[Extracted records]
____

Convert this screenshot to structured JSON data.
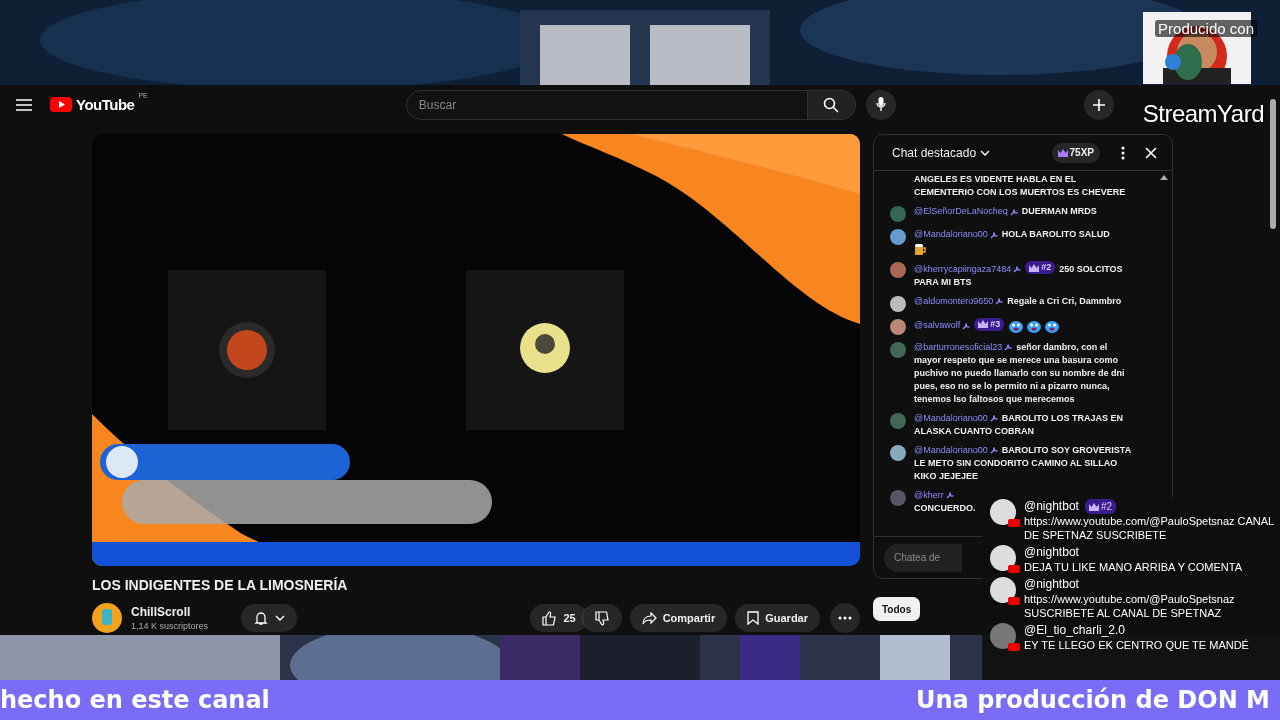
{
  "stream_badge": {
    "label": "Producido con",
    "brand": "StreamYard"
  },
  "header": {
    "logo": "YouTube",
    "region": "PE",
    "search": {
      "placeholder": "Buscar"
    }
  },
  "title": "LOS INDIGENTES DE LA LIMOSNERÍA",
  "channel": {
    "name": "ChillScroll",
    "subscribers": "1,14 K suscriptores"
  },
  "actions": {
    "likes": "25",
    "share": "Compartir",
    "save": "Guardar"
  },
  "chat": {
    "title": "Chat destacado",
    "xp": "75XP",
    "messages": [
      {
        "kind": "plain",
        "text": "ANGELES ES VIDENTE HABLA EN EL CEMENTERIO CON LOS MUERTOS ES CHEVERE"
      },
      {
        "kind": "plain",
        "author": "@ElSeñorDeLaNocheq",
        "text": "DUERMAN MRDS"
      },
      {
        "kind": "with_emote",
        "author": "@Mandaloriano00",
        "text": "HOLA BAROLITO SALUD"
      },
      {
        "kind": "plain",
        "author": "@kherrycapiingaza7484",
        "rank": "#2",
        "text": "250 SOLCITOS PARA MI BTS"
      },
      {
        "kind": "plain",
        "author": "@aldomontero9650",
        "text": "Regale a Cri Cri, Dammbro"
      },
      {
        "kind": "emote_only",
        "author": "@salvawolf",
        "rank": "#3"
      },
      {
        "kind": "plain",
        "author": "@barturronesoficial23",
        "text": "señor dambro, con el mayor respeto que se merece una basura como puchivo no puedo llamarlo con su nombre de dni pues, eso no se lo permito ni a pizarro nunca, tenemos lso faltosos que merecemos"
      },
      {
        "kind": "plain",
        "author": "@Mandaloriano00",
        "text": "BAROLITO LOS TRAJAS EN ALASKA CUANTO COBRAN"
      },
      {
        "kind": "plain",
        "author": "@Mandaloriano00",
        "text": "BAROLITO SOY GROVERISTA LE METO SIN CONDORITO CAMINO AL SILLAO KIKO JEJEJEE"
      },
      {
        "kind": "clipped",
        "author": "@kherr",
        "text": "CONCUERDO."
      }
    ],
    "input": {
      "placeholder": "Chatea de"
    },
    "filters": [
      {
        "label": "Todos",
        "selected": true
      }
    ]
  },
  "overlay_chat": [
    {
      "author": "@nightbot",
      "rank": "#2",
      "text": "https://www.youtube.com/@PauloSpetsnaz CANAL DE SPETNAZ SUSCRIBETE"
    },
    {
      "author": "@nightbot",
      "text": "DEJA TU LIKE MANO ARRIBA Y COMENTA"
    },
    {
      "author": "@nightbot",
      "text": "https://www.youtube.com/@PauloSpetsnaz SUSCRIBETE AL CANAL DE SPETNAZ"
    },
    {
      "author": "@El_tio_charli_2.0",
      "text": "EY TE LLEGO EK CENTRO QUE TE MANDÉ"
    }
  ],
  "ticker": {
    "left": "hecho en este canal",
    "right": "Una producción de DON M"
  }
}
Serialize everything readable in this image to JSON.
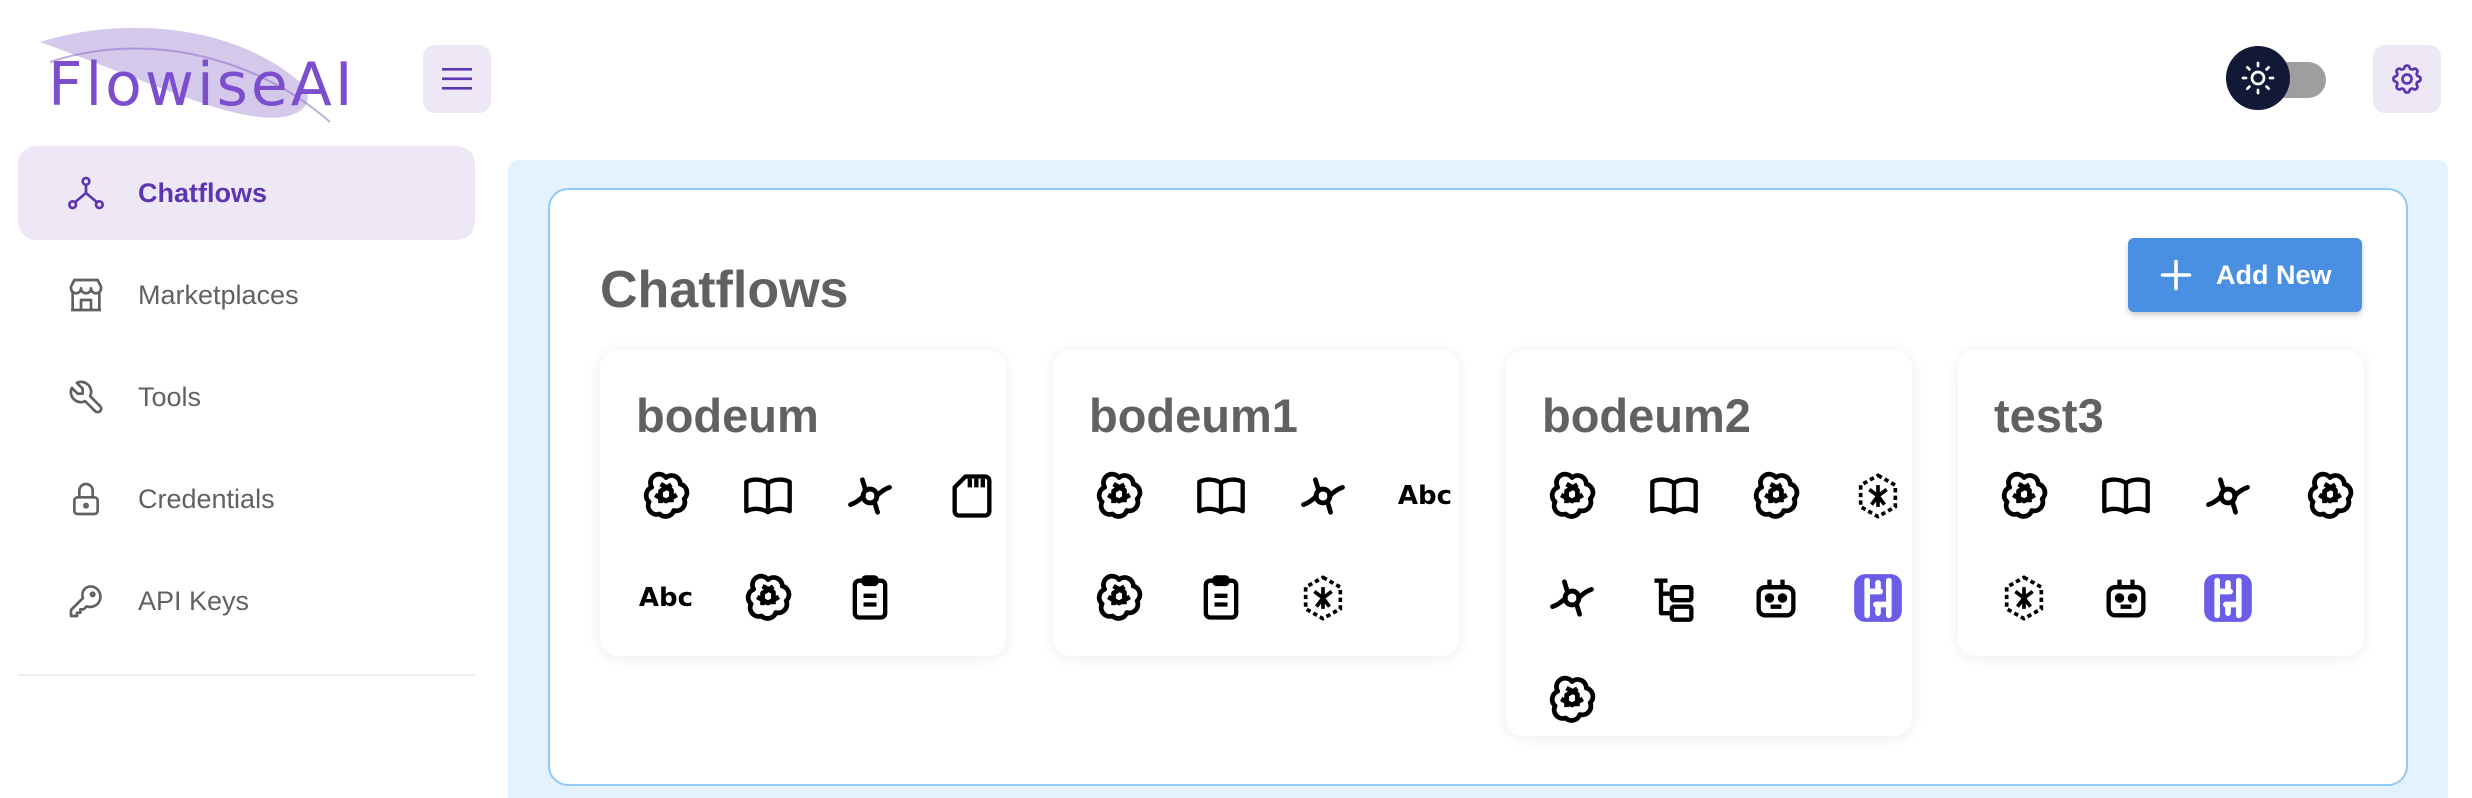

____

> _EXERCISE INSTRUCTIONS_:
Copy each line of the data above that holds "this".

> _FULL SOLUTION_:
Convert this screenshot to structured JSON data.
Serialize everything readable in this image to JSON.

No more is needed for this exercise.